(Stored data)
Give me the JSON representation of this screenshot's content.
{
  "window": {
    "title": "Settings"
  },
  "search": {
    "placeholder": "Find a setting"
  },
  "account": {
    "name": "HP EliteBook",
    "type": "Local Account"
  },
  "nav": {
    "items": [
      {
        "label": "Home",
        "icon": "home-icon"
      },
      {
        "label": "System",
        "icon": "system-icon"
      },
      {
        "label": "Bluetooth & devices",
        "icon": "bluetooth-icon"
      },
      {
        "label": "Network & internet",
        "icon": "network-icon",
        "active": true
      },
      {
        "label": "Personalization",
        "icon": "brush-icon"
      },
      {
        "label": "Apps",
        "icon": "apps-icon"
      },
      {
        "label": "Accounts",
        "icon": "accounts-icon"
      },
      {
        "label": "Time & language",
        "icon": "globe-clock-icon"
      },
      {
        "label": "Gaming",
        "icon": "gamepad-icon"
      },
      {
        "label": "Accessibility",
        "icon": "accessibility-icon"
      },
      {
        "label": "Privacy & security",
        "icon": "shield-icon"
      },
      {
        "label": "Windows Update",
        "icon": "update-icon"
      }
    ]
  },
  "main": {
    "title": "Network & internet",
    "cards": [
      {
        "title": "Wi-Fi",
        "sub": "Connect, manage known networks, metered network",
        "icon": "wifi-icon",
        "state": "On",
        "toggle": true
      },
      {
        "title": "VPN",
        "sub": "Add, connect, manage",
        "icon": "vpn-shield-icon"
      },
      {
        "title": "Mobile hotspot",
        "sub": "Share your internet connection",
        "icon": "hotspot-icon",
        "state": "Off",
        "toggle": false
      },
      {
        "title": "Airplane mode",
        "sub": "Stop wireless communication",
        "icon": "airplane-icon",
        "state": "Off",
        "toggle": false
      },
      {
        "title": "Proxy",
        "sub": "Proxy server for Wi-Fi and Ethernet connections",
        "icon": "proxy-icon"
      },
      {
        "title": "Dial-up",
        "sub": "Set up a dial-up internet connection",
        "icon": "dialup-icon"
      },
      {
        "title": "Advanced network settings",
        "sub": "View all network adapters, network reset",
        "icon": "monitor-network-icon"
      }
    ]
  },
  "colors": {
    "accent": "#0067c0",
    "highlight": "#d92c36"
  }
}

### Objective:
Repeat every entry exactly as written above.

### Task response:
Give me the JSON representation of this screenshot's content.
{
  "window": {
    "title": "Settings"
  },
  "search": {
    "placeholder": "Find a setting"
  },
  "account": {
    "name": "HP EliteBook",
    "type": "Local Account"
  },
  "nav": {
    "items": [
      {
        "label": "Home",
        "icon": "home-icon"
      },
      {
        "label": "System",
        "icon": "system-icon"
      },
      {
        "label": "Bluetooth & devices",
        "icon": "bluetooth-icon"
      },
      {
        "label": "Network & internet",
        "icon": "network-icon",
        "active": true
      },
      {
        "label": "Personalization",
        "icon": "brush-icon"
      },
      {
        "label": "Apps",
        "icon": "apps-icon"
      },
      {
        "label": "Accounts",
        "icon": "accounts-icon"
      },
      {
        "label": "Time & language",
        "icon": "globe-clock-icon"
      },
      {
        "label": "Gaming",
        "icon": "gamepad-icon"
      },
      {
        "label": "Accessibility",
        "icon": "accessibility-icon"
      },
      {
        "label": "Privacy & security",
        "icon": "shield-icon"
      },
      {
        "label": "Windows Update",
        "icon": "update-icon"
      }
    ]
  },
  "main": {
    "title": "Network & internet",
    "cards": [
      {
        "title": "Wi-Fi",
        "sub": "Connect, manage known networks, metered network",
        "icon": "wifi-icon",
        "state": "On",
        "toggle": true
      },
      {
        "title": "VPN",
        "sub": "Add, connect, manage",
        "icon": "vpn-shield-icon"
      },
      {
        "title": "Mobile hotspot",
        "sub": "Share your internet connection",
        "icon": "hotspot-icon",
        "state": "Off",
        "toggle": false
      },
      {
        "title": "Airplane mode",
        "sub": "Stop wireless communication",
        "icon": "airplane-icon",
        "state": "Off",
        "toggle": false
      },
      {
        "title": "Proxy",
        "sub": "Proxy server for Wi-Fi and Ethernet connections",
        "icon": "proxy-icon"
      },
      {
        "title": "Dial-up",
        "sub": "Set up a dial-up internet connection",
        "icon": "dialup-icon"
      },
      {
        "title": "Advanced network settings",
        "sub": "View all network adapters, network reset",
        "icon": "monitor-network-icon"
      }
    ]
  },
  "colors": {
    "accent": "#0067c0",
    "highlight": "#d92c36"
  }
}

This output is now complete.